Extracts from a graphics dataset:

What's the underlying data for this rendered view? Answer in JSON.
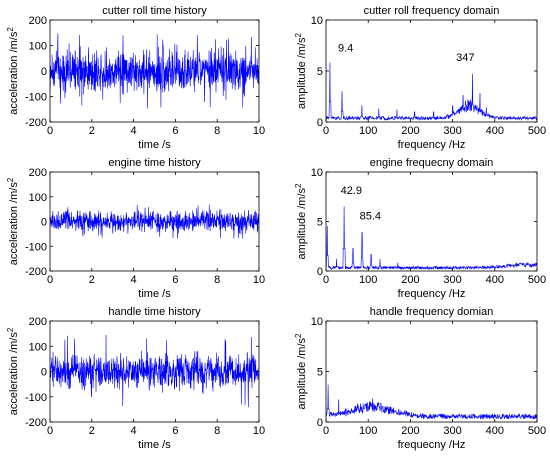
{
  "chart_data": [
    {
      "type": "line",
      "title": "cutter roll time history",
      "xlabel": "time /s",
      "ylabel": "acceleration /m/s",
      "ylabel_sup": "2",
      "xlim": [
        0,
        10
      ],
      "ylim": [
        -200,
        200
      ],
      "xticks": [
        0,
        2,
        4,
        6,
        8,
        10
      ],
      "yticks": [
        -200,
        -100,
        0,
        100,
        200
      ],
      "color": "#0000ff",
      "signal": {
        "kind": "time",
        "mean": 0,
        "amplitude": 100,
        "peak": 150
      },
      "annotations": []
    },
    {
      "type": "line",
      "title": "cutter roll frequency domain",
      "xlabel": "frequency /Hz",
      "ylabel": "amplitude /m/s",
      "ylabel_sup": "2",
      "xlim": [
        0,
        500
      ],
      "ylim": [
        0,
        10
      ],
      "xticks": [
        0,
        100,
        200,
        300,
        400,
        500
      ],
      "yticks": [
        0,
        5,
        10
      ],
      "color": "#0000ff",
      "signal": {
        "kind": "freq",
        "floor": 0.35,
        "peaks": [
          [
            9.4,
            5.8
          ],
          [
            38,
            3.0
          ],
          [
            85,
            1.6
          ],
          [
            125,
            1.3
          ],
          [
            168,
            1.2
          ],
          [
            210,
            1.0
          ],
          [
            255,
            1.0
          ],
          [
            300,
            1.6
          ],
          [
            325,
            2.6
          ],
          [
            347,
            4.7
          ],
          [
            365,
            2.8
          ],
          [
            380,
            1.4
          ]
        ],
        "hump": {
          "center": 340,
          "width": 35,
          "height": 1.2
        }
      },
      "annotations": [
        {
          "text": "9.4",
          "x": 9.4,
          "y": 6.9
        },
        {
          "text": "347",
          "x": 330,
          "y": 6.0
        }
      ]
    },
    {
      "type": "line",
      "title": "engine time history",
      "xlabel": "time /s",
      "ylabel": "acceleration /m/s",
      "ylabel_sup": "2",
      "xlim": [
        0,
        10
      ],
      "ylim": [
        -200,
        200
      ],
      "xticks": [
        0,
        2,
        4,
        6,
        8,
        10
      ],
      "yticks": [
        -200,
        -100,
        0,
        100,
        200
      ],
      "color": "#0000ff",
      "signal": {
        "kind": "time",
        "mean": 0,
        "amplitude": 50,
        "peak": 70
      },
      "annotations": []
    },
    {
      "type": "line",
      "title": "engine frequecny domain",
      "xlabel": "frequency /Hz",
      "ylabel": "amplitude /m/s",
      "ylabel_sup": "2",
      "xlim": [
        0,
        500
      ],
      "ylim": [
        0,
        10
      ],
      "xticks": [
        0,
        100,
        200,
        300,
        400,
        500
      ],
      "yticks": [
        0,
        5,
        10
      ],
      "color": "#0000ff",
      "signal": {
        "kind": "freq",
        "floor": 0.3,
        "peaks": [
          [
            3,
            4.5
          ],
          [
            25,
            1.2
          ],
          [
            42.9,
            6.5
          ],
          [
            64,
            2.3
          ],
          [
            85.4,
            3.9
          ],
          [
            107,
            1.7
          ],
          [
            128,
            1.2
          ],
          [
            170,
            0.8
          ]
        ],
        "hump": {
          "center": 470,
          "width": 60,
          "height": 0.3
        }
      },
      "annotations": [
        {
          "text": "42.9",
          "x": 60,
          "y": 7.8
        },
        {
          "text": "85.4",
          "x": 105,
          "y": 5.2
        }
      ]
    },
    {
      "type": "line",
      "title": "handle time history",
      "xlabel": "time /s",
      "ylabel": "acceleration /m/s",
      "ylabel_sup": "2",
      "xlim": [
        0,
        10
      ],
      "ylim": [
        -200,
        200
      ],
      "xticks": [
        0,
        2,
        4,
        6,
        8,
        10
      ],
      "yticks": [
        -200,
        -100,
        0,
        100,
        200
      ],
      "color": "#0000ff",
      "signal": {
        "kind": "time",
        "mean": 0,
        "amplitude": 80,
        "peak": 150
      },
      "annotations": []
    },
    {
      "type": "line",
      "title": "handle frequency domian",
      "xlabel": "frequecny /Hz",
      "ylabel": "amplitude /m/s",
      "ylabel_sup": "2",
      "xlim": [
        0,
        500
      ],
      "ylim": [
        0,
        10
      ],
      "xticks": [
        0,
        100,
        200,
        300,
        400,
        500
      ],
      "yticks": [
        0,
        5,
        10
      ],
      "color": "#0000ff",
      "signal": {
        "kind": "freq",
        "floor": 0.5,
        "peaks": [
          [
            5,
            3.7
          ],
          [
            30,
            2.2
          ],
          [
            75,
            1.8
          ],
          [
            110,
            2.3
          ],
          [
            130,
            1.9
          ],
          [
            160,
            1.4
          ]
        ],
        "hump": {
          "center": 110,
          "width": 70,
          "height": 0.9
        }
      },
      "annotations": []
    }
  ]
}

### Given request
Transcribe each entry precisely as given, leaving the pictures out.

### Complete output
What's the underlying data for this rendered view? Answer in JSON.
{
  "chart_data": [
    {
      "type": "line",
      "title": "cutter roll time history",
      "xlabel": "time /s",
      "ylabel": "acceleration /m/s",
      "ylabel_sup": "2",
      "xlim": [
        0,
        10
      ],
      "ylim": [
        -200,
        200
      ],
      "xticks": [
        0,
        2,
        4,
        6,
        8,
        10
      ],
      "yticks": [
        -200,
        -100,
        0,
        100,
        200
      ],
      "color": "#0000ff",
      "signal": {
        "kind": "time",
        "mean": 0,
        "amplitude": 100,
        "peak": 150
      },
      "annotations": []
    },
    {
      "type": "line",
      "title": "cutter roll frequency domain",
      "xlabel": "frequency /Hz",
      "ylabel": "amplitude /m/s",
      "ylabel_sup": "2",
      "xlim": [
        0,
        500
      ],
      "ylim": [
        0,
        10
      ],
      "xticks": [
        0,
        100,
        200,
        300,
        400,
        500
      ],
      "yticks": [
        0,
        5,
        10
      ],
      "color": "#0000ff",
      "signal": {
        "kind": "freq",
        "floor": 0.35,
        "peaks": [
          [
            9.4,
            5.8
          ],
          [
            38,
            3.0
          ],
          [
            85,
            1.6
          ],
          [
            125,
            1.3
          ],
          [
            168,
            1.2
          ],
          [
            210,
            1.0
          ],
          [
            255,
            1.0
          ],
          [
            300,
            1.6
          ],
          [
            325,
            2.6
          ],
          [
            347,
            4.7
          ],
          [
            365,
            2.8
          ],
          [
            380,
            1.4
          ]
        ],
        "hump": {
          "center": 340,
          "width": 35,
          "height": 1.2
        }
      },
      "annotations": [
        {
          "text": "9.4",
          "x": 9.4,
          "y": 6.9
        },
        {
          "text": "347",
          "x": 330,
          "y": 6.0
        }
      ]
    },
    {
      "type": "line",
      "title": "engine time history",
      "xlabel": "time /s",
      "ylabel": "acceleration /m/s",
      "ylabel_sup": "2",
      "xlim": [
        0,
        10
      ],
      "ylim": [
        -200,
        200
      ],
      "xticks": [
        0,
        2,
        4,
        6,
        8,
        10
      ],
      "yticks": [
        -200,
        -100,
        0,
        100,
        200
      ],
      "color": "#0000ff",
      "signal": {
        "kind": "time",
        "mean": 0,
        "amplitude": 50,
        "peak": 70
      },
      "annotations": []
    },
    {
      "type": "line",
      "title": "engine frequecny domain",
      "xlabel": "frequency /Hz",
      "ylabel": "amplitude /m/s",
      "ylabel_sup": "2",
      "xlim": [
        0,
        500
      ],
      "ylim": [
        0,
        10
      ],
      "xticks": [
        0,
        100,
        200,
        300,
        400,
        500
      ],
      "yticks": [
        0,
        5,
        10
      ],
      "color": "#0000ff",
      "signal": {
        "kind": "freq",
        "floor": 0.3,
        "peaks": [
          [
            3,
            4.5
          ],
          [
            25,
            1.2
          ],
          [
            42.9,
            6.5
          ],
          [
            64,
            2.3
          ],
          [
            85.4,
            3.9
          ],
          [
            107,
            1.7
          ],
          [
            128,
            1.2
          ],
          [
            170,
            0.8
          ]
        ],
        "hump": {
          "center": 470,
          "width": 60,
          "height": 0.3
        }
      },
      "annotations": [
        {
          "text": "42.9",
          "x": 60,
          "y": 7.8
        },
        {
          "text": "85.4",
          "x": 105,
          "y": 5.2
        }
      ]
    },
    {
      "type": "line",
      "title": "handle time history",
      "xlabel": "time /s",
      "ylabel": "acceleration /m/s",
      "ylabel_sup": "2",
      "xlim": [
        0,
        10
      ],
      "ylim": [
        -200,
        200
      ],
      "xticks": [
        0,
        2,
        4,
        6,
        8,
        10
      ],
      "yticks": [
        -200,
        -100,
        0,
        100,
        200
      ],
      "color": "#0000ff",
      "signal": {
        "kind": "time",
        "mean": 0,
        "amplitude": 80,
        "peak": 150
      },
      "annotations": []
    },
    {
      "type": "line",
      "title": "handle frequency domian",
      "xlabel": "frequecny /Hz",
      "ylabel": "amplitude /m/s",
      "ylabel_sup": "2",
      "xlim": [
        0,
        500
      ],
      "ylim": [
        0,
        10
      ],
      "xticks": [
        0,
        100,
        200,
        300,
        400,
        500
      ],
      "yticks": [
        0,
        5,
        10
      ],
      "color": "#0000ff",
      "signal": {
        "kind": "freq",
        "floor": 0.5,
        "peaks": [
          [
            5,
            3.7
          ],
          [
            30,
            2.2
          ],
          [
            75,
            1.8
          ],
          [
            110,
            2.3
          ],
          [
            130,
            1.9
          ],
          [
            160,
            1.4
          ]
        ],
        "hump": {
          "center": 110,
          "width": 70,
          "height": 0.9
        }
      },
      "annotations": []
    }
  ]
}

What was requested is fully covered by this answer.